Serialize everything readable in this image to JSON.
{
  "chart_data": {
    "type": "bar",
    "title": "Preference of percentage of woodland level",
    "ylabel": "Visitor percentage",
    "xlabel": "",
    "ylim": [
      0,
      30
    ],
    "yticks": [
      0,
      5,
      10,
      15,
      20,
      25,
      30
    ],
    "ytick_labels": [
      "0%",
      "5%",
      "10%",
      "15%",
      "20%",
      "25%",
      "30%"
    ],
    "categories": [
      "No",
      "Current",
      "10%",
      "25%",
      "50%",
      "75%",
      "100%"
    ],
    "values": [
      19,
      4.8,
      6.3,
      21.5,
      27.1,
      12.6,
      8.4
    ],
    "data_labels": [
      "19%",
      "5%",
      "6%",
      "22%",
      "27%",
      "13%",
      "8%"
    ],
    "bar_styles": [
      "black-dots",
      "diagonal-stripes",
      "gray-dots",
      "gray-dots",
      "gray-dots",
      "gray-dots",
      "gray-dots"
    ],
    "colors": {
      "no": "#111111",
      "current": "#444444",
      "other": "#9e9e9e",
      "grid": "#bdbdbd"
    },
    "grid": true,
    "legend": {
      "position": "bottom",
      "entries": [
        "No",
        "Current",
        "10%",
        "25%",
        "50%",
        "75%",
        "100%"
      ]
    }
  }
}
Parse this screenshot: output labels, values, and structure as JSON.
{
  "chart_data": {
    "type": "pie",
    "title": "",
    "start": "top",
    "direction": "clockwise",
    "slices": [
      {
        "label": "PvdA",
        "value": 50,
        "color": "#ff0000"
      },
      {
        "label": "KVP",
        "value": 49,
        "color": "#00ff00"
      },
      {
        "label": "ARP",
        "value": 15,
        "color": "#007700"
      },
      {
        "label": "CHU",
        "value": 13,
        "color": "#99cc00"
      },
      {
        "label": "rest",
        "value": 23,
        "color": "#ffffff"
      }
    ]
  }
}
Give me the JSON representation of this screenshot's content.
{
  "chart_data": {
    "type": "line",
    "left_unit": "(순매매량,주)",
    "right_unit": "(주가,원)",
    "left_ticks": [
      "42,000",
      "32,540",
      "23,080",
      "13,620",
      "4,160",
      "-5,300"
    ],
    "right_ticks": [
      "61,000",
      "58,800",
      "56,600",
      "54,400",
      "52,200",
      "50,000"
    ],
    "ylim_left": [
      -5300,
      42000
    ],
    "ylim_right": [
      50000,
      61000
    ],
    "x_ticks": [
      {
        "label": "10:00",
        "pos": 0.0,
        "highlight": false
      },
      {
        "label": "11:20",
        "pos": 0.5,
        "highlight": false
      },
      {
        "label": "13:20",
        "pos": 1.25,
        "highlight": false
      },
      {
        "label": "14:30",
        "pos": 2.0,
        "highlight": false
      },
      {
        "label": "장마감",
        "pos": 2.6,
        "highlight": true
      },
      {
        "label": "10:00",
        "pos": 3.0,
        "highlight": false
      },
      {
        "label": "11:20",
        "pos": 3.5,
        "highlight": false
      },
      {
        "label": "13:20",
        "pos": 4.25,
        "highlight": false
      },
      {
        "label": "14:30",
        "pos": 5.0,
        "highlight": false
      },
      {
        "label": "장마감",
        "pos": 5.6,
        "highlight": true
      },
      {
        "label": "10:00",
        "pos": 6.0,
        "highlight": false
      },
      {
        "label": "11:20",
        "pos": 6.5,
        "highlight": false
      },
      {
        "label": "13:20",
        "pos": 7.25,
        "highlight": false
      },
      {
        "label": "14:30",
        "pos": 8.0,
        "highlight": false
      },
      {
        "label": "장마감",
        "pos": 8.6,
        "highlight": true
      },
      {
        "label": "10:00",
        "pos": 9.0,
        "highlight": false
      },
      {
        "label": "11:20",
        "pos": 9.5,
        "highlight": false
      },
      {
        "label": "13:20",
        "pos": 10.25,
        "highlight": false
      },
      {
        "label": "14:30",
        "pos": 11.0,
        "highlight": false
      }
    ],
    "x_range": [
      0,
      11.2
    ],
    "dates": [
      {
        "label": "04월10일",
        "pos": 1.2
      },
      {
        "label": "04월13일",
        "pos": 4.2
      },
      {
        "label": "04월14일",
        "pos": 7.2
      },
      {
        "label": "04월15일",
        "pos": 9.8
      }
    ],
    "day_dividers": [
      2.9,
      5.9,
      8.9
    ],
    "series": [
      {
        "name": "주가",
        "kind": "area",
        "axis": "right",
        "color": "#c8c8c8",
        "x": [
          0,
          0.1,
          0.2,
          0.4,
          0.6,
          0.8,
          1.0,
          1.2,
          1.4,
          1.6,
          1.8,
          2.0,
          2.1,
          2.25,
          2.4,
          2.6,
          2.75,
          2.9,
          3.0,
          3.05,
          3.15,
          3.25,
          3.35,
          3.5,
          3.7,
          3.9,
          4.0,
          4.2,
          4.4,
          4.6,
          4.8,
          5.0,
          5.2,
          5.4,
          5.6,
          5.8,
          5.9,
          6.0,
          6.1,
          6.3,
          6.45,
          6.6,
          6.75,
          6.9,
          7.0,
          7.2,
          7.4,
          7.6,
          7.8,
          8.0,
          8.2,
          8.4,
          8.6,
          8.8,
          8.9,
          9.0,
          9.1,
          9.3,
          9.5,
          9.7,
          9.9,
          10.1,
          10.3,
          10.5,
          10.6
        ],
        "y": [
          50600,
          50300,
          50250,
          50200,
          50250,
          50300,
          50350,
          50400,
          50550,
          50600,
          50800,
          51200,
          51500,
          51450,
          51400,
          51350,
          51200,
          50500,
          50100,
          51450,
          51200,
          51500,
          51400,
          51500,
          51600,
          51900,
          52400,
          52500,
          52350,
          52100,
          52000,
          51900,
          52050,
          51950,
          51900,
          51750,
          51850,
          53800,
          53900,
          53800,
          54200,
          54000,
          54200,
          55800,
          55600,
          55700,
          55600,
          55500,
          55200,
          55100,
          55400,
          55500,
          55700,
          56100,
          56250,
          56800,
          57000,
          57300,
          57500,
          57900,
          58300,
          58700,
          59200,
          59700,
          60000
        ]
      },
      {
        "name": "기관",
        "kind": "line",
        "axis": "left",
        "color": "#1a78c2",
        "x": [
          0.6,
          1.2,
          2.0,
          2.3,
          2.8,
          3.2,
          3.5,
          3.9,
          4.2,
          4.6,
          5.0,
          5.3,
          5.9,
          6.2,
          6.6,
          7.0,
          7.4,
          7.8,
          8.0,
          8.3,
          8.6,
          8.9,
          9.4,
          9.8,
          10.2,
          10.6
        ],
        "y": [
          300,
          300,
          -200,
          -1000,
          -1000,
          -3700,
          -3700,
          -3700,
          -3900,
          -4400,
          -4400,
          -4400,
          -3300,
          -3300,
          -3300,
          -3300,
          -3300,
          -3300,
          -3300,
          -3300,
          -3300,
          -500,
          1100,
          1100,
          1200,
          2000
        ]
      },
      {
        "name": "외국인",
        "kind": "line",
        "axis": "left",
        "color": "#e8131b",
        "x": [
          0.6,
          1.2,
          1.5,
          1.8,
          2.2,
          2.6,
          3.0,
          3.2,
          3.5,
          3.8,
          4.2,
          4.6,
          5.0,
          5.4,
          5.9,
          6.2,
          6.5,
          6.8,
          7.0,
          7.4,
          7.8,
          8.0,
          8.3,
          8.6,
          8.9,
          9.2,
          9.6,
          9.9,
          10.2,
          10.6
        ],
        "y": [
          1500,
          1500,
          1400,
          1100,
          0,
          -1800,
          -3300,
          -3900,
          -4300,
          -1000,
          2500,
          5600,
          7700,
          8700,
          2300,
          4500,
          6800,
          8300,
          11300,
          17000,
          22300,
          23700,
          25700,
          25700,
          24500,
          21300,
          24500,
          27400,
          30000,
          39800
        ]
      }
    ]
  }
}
========================
• Problem details:
Every record above needs to be repeated word for word.

• Completed exercise:
Serialize everything readable in this image to JSON.
{
  "chart_data": {
    "type": "bar",
    "title": "Preference of percentage of woodland level",
    "ylabel": "Visitor percentage",
    "xlabel": "",
    "ylim": [
      0,
      30
    ],
    "yticks": [
      0,
      5,
      10,
      15,
      20,
      25,
      30
    ],
    "ytick_labels": [
      "0%",
      "5%",
      "10%",
      "15%",
      "20%",
      "25%",
      "30%"
    ],
    "categories": [
      "No",
      "Current",
      "10%",
      "25%",
      "50%",
      "75%",
      "100%"
    ],
    "values": [
      19,
      4.8,
      6.3,
      21.5,
      27.1,
      12.6,
      8.4
    ],
    "data_labels": [
      "19%",
      "5%",
      "6%",
      "22%",
      "27%",
      "13%",
      "8%"
    ],
    "bar_styles": [
      "black-dots",
      "diagonal-stripes",
      "gray-dots",
      "gray-dots",
      "gray-dots",
      "gray-dots",
      "gray-dots"
    ],
    "colors": {
      "no": "#111111",
      "current": "#444444",
      "other": "#9e9e9e",
      "grid": "#bdbdbd"
    },
    "grid": true,
    "legend": {
      "position": "bottom",
      "entries": [
        "No",
        "Current",
        "10%",
        "25%",
        "50%",
        "75%",
        "100%"
      ]
    }
  }
}
Parse this screenshot: output labels, values, and structure as JSON.
{
  "chart_data": {
    "type": "pie",
    "title": "",
    "start": "top",
    "direction": "clockwise",
    "slices": [
      {
        "label": "PvdA",
        "value": 50,
        "color": "#ff0000"
      },
      {
        "label": "KVP",
        "value": 49,
        "color": "#00ff00"
      },
      {
        "label": "ARP",
        "value": 15,
        "color": "#007700"
      },
      {
        "label": "CHU",
        "value": 13,
        "color": "#99cc00"
      },
      {
        "label": "rest",
        "value": 23,
        "color": "#ffffff"
      }
    ]
  }
}
Give me the JSON representation of this screenshot's content.
{
  "chart_data": {
    "type": "line",
    "left_unit": "(순매매량,주)",
    "right_unit": "(주가,원)",
    "left_ticks": [
      "42,000",
      "32,540",
      "23,080",
      "13,620",
      "4,160",
      "-5,300"
    ],
    "right_ticks": [
      "61,000",
      "58,800",
      "56,600",
      "54,400",
      "52,200",
      "50,000"
    ],
    "ylim_left": [
      -5300,
      42000
    ],
    "ylim_right": [
      50000,
      61000
    ],
    "x_ticks": [
      {
        "label": "10:00",
        "pos": 0.0,
        "highlight": false
      },
      {
        "label": "11:20",
        "pos": 0.5,
        "highlight": false
      },
      {
        "label": "13:20",
        "pos": 1.25,
        "highlight": false
      },
      {
        "label": "14:30",
        "pos": 2.0,
        "highlight": false
      },
      {
        "label": "장마감",
        "pos": 2.6,
        "highlight": true
      },
      {
        "label": "10:00",
        "pos": 3.0,
        "highlight": false
      },
      {
        "label": "11:20",
        "pos": 3.5,
        "highlight": false
      },
      {
        "label": "13:20",
        "pos": 4.25,
        "highlight": false
      },
      {
        "label": "14:30",
        "pos": 5.0,
        "highlight": false
      },
      {
        "label": "장마감",
        "pos": 5.6,
        "highlight": true
      },
      {
        "label": "10:00",
        "pos": 6.0,
        "highlight": false
      },
      {
        "label": "11:20",
        "pos": 6.5,
        "highlight": false
      },
      {
        "label": "13:20",
        "pos": 7.25,
        "highlight": false
      },
      {
        "label": "14:30",
        "pos": 8.0,
        "highlight": false
      },
      {
        "label": "장마감",
        "pos": 8.6,
        "highlight": true
      },
      {
        "label": "10:00",
        "pos": 9.0,
        "highlight": false
      },
      {
        "label": "11:20",
        "pos": 9.5,
        "highlight": false
      },
      {
        "label": "13:20",
        "pos": 10.25,
        "highlight": false
      },
      {
        "label": "14:30",
        "pos": 11.0,
        "highlight": false
      }
    ],
    "x_range": [
      0,
      11.2
    ],
    "dates": [
      {
        "label": "04월10일",
        "pos": 1.2
      },
      {
        "label": "04월13일",
        "pos": 4.2
      },
      {
        "label": "04월14일",
        "pos": 7.2
      },
      {
        "label": "04월15일",
        "pos": 9.8
      }
    ],
    "day_dividers": [
      2.9,
      5.9,
      8.9
    ],
    "series": [
      {
        "name": "주가",
        "kind": "area",
        "axis": "right",
        "color": "#c8c8c8",
        "x": [
          0,
          0.1,
          0.2,
          0.4,
          0.6,
          0.8,
          1.0,
          1.2,
          1.4,
          1.6,
          1.8,
          2.0,
          2.1,
          2.25,
          2.4,
          2.6,
          2.75,
          2.9,
          3.0,
          3.05,
          3.15,
          3.25,
          3.35,
          3.5,
          3.7,
          3.9,
          4.0,
          4.2,
          4.4,
          4.6,
          4.8,
          5.0,
          5.2,
          5.4,
          5.6,
          5.8,
          5.9,
          6.0,
          6.1,
          6.3,
          6.45,
          6.6,
          6.75,
          6.9,
          7.0,
          7.2,
          7.4,
          7.6,
          7.8,
          8.0,
          8.2,
          8.4,
          8.6,
          8.8,
          8.9,
          9.0,
          9.1,
          9.3,
          9.5,
          9.7,
          9.9,
          10.1,
          10.3,
          10.5,
          10.6
        ],
        "y": [
          50600,
          50300,
          50250,
          50200,
          50250,
          50300,
          50350,
          50400,
          50550,
          50600,
          50800,
          51200,
          51500,
          51450,
          51400,
          51350,
          51200,
          50500,
          50100,
          51450,
          51200,
          51500,
          51400,
          51500,
          51600,
          51900,
          52400,
          52500,
          52350,
          52100,
          52000,
          51900,
          52050,
          51950,
          51900,
          51750,
          51850,
          53800,
          53900,
          53800,
          54200,
          54000,
          54200,
          55800,
          55600,
          55700,
          55600,
          55500,
          55200,
          55100,
          55400,
          55500,
          55700,
          56100,
          56250,
          56800,
          57000,
          57300,
          57500,
          57900,
          58300,
          58700,
          59200,
          59700,
          60000
        ]
      },
      {
        "name": "기관",
        "kind": "line",
        "axis": "left",
        "color": "#1a78c2",
        "x": [
          0.6,
          1.2,
          2.0,
          2.3,
          2.8,
          3.2,
          3.5,
          3.9,
          4.2,
          4.6,
          5.0,
          5.3,
          5.9,
          6.2,
          6.6,
          7.0,
          7.4,
          7.8,
          8.0,
          8.3,
          8.6,
          8.9,
          9.4,
          9.8,
          10.2,
          10.6
        ],
        "y": [
          300,
          300,
          -200,
          -1000,
          -1000,
          -3700,
          -3700,
          -3700,
          -3900,
          -4400,
          -4400,
          -4400,
          -3300,
          -3300,
          -3300,
          -3300,
          -3300,
          -3300,
          -3300,
          -3300,
          -3300,
          -500,
          1100,
          1100,
          1200,
          2000
        ]
      },
      {
        "name": "외국인",
        "kind": "line",
        "axis": "left",
        "color": "#e8131b",
        "x": [
          0.6,
          1.2,
          1.5,
          1.8,
          2.2,
          2.6,
          3.0,
          3.2,
          3.5,
          3.8,
          4.2,
          4.6,
          5.0,
          5.4,
          5.9,
          6.2,
          6.5,
          6.8,
          7.0,
          7.4,
          7.8,
          8.0,
          8.3,
          8.6,
          8.9,
          9.2,
          9.6,
          9.9,
          10.2,
          10.6
        ],
        "y": [
          1500,
          1500,
          1400,
          1100,
          0,
          -1800,
          -3300,
          -3900,
          -4300,
          -1000,
          2500,
          5600,
          7700,
          8700,
          2300,
          4500,
          6800,
          8300,
          11300,
          17000,
          22300,
          23700,
          25700,
          25700,
          24500,
          21300,
          24500,
          27400,
          30000,
          39800
        ]
      }
    ]
  }
}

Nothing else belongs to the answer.